[START OF MATERIAL TO PROCESS]

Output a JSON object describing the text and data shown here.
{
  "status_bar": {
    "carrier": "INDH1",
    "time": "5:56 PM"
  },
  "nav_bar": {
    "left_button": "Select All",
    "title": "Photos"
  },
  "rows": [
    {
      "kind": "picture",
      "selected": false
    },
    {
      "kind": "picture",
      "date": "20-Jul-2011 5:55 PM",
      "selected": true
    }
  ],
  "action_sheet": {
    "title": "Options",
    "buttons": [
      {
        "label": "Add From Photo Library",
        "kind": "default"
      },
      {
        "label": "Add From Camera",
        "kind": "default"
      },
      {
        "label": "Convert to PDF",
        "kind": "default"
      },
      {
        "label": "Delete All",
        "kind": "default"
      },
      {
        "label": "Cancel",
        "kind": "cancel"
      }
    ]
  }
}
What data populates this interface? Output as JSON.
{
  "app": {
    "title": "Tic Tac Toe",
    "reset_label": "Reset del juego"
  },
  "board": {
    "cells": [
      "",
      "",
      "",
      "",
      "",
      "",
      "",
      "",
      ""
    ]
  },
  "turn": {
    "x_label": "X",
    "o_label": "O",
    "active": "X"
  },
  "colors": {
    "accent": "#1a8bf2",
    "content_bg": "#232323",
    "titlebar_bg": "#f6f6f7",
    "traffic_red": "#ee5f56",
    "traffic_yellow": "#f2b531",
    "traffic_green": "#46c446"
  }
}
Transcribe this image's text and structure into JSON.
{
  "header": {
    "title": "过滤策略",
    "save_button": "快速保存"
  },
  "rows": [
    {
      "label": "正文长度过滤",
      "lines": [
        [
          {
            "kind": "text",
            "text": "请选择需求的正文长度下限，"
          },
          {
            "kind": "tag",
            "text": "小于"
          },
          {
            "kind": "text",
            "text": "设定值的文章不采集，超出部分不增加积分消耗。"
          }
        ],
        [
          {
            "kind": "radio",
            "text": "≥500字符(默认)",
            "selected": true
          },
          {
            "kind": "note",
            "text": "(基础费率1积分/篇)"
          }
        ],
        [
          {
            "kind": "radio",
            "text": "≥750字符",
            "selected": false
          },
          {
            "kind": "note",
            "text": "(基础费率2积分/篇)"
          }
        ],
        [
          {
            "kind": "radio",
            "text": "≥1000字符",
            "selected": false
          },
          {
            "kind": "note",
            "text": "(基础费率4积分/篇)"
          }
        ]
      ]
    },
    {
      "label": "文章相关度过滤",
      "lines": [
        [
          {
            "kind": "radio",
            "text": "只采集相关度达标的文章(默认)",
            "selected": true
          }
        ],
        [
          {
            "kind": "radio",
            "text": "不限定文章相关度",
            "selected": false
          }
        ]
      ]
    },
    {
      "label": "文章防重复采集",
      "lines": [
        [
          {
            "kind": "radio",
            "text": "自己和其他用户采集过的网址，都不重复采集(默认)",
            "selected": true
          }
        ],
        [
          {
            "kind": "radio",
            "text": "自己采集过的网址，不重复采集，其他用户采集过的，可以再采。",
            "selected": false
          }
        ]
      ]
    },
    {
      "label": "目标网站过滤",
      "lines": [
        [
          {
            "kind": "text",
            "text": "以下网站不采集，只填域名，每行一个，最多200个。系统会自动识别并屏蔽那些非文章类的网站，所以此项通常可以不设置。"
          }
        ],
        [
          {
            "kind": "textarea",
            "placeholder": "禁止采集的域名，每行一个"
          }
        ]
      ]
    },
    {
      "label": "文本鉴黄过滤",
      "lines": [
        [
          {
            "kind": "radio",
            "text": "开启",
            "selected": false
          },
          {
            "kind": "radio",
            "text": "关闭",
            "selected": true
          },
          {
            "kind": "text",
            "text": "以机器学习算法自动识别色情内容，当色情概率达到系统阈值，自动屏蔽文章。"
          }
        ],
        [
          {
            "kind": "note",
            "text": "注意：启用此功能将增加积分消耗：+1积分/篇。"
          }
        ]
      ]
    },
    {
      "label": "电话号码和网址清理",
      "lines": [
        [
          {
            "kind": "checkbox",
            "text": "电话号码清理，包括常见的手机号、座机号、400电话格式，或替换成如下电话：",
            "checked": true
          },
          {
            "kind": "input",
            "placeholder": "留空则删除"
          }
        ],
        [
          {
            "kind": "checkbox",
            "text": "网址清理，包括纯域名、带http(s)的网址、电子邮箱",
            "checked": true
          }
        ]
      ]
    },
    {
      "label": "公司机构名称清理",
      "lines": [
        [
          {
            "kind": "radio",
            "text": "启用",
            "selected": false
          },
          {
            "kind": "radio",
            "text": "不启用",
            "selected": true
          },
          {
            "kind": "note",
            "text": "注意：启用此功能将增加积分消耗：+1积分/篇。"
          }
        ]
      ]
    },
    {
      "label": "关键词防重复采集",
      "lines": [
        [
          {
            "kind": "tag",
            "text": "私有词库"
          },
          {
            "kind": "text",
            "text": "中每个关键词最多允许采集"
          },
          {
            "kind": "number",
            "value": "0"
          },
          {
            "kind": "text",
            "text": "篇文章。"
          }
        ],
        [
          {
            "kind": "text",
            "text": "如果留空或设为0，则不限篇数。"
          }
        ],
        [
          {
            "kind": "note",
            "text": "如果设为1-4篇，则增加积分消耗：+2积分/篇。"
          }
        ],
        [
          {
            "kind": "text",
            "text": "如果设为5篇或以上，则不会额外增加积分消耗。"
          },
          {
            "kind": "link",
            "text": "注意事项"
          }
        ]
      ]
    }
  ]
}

[END OF MATERIAL TO PROCESS]

*INSTRUCTIONS FOR THE TASK*
Take the entries above and transcribe them in full.

*THE ANSWER*
Output a JSON object describing the text and data shown here.
{
  "status_bar": {
    "carrier": "INDH1",
    "time": "5:56 PM"
  },
  "nav_bar": {
    "left_button": "Select All",
    "title": "Photos"
  },
  "rows": [
    {
      "kind": "picture",
      "selected": false
    },
    {
      "kind": "picture",
      "date": "20-Jul-2011 5:55 PM",
      "selected": true
    }
  ],
  "action_sheet": {
    "title": "Options",
    "buttons": [
      {
        "label": "Add From Photo Library",
        "kind": "default"
      },
      {
        "label": "Add From Camera",
        "kind": "default"
      },
      {
        "label": "Convert to PDF",
        "kind": "default"
      },
      {
        "label": "Delete All",
        "kind": "default"
      },
      {
        "label": "Cancel",
        "kind": "cancel"
      }
    ]
  }
}
What data populates this interface? Output as JSON.
{
  "app": {
    "title": "Tic Tac Toe",
    "reset_label": "Reset del juego"
  },
  "board": {
    "cells": [
      "",
      "",
      "",
      "",
      "",
      "",
      "",
      "",
      ""
    ]
  },
  "turn": {
    "x_label": "X",
    "o_label": "O",
    "active": "X"
  },
  "colors": {
    "accent": "#1a8bf2",
    "content_bg": "#232323",
    "titlebar_bg": "#f6f6f7",
    "traffic_red": "#ee5f56",
    "traffic_yellow": "#f2b531",
    "traffic_green": "#46c446"
  }
}
Transcribe this image's text and structure into JSON.
{
  "header": {
    "title": "过滤策略",
    "save_button": "快速保存"
  },
  "rows": [
    {
      "label": "正文长度过滤",
      "lines": [
        [
          {
            "kind": "text",
            "text": "请选择需求的正文长度下限，"
          },
          {
            "kind": "tag",
            "text": "小于"
          },
          {
            "kind": "text",
            "text": "设定值的文章不采集，超出部分不增加积分消耗。"
          }
        ],
        [
          {
            "kind": "radio",
            "text": "≥500字符(默认)",
            "selected": true
          },
          {
            "kind": "note",
            "text": "(基础费率1积分/篇)"
          }
        ],
        [
          {
            "kind": "radio",
            "text": "≥750字符",
            "selected": false
          },
          {
            "kind": "note",
            "text": "(基础费率2积分/篇)"
          }
        ],
        [
          {
            "kind": "radio",
            "text": "≥1000字符",
            "selected": false
          },
          {
            "kind": "note",
            "text": "(基础费率4积分/篇)"
          }
        ]
      ]
    },
    {
      "label": "文章相关度过滤",
      "lines": [
        [
          {
            "kind": "radio",
            "text": "只采集相关度达标的文章(默认)",
            "selected": true
          }
        ],
        [
          {
            "kind": "radio",
            "text": "不限定文章相关度",
            "selected": false
          }
        ]
      ]
    },
    {
      "label": "文章防重复采集",
      "lines": [
        [
          {
            "kind": "radio",
            "text": "自己和其他用户采集过的网址，都不重复采集(默认)",
            "selected": true
          }
        ],
        [
          {
            "kind": "radio",
            "text": "自己采集过的网址，不重复采集，其他用户采集过的，可以再采。",
            "selected": false
          }
        ]
      ]
    },
    {
      "label": "目标网站过滤",
      "lines": [
        [
          {
            "kind": "text",
            "text": "以下网站不采集，只填域名，每行一个，最多200个。系统会自动识别并屏蔽那些非文章类的网站，所以此项通常可以不设置。"
          }
        ],
        [
          {
            "kind": "textarea",
            "placeholder": "禁止采集的域名，每行一个"
          }
        ]
      ]
    },
    {
      "label": "文本鉴黄过滤",
      "lines": [
        [
          {
            "kind": "radio",
            "text": "开启",
            "selected": false
          },
          {
            "kind": "radio",
            "text": "关闭",
            "selected": true
          },
          {
            "kind": "text",
            "text": "以机器学习算法自动识别色情内容，当色情概率达到系统阈值，自动屏蔽文章。"
          }
        ],
        [
          {
            "kind": "note",
            "text": "注意：启用此功能将增加积分消耗：+1积分/篇。"
          }
        ]
      ]
    },
    {
      "label": "电话号码和网址清理",
      "lines": [
        [
          {
            "kind": "checkbox",
            "text": "电话号码清理，包括常见的手机号、座机号、400电话格式，或替换成如下电话：",
            "checked": true
          },
          {
            "kind": "input",
            "placeholder": "留空则删除"
          }
        ],
        [
          {
            "kind": "checkbox",
            "text": "网址清理，包括纯域名、带http(s)的网址、电子邮箱",
            "checked": true
          }
        ]
      ]
    },
    {
      "label": "公司机构名称清理",
      "lines": [
        [
          {
            "kind": "radio",
            "text": "启用",
            "selected": false
          },
          {
            "kind": "radio",
            "text": "不启用",
            "selected": true
          },
          {
            "kind": "note",
            "text": "注意：启用此功能将增加积分消耗：+1积分/篇。"
          }
        ]
      ]
    },
    {
      "label": "关键词防重复采集",
      "lines": [
        [
          {
            "kind": "tag",
            "text": "私有词库"
          },
          {
            "kind": "text",
            "text": "中每个关键词最多允许采集"
          },
          {
            "kind": "number",
            "value": "0"
          },
          {
            "kind": "text",
            "text": "篇文章。"
          }
        ],
        [
          {
            "kind": "text",
            "text": "如果留空或设为0，则不限篇数。"
          }
        ],
        [
          {
            "kind": "note",
            "text": "如果设为1-4篇，则增加积分消耗：+2积分/篇。"
          }
        ],
        [
          {
            "kind": "text",
            "text": "如果设为5篇或以上，则不会额外增加积分消耗。"
          },
          {
            "kind": "link",
            "text": "注意事项"
          }
        ]
      ]
    }
  ]
}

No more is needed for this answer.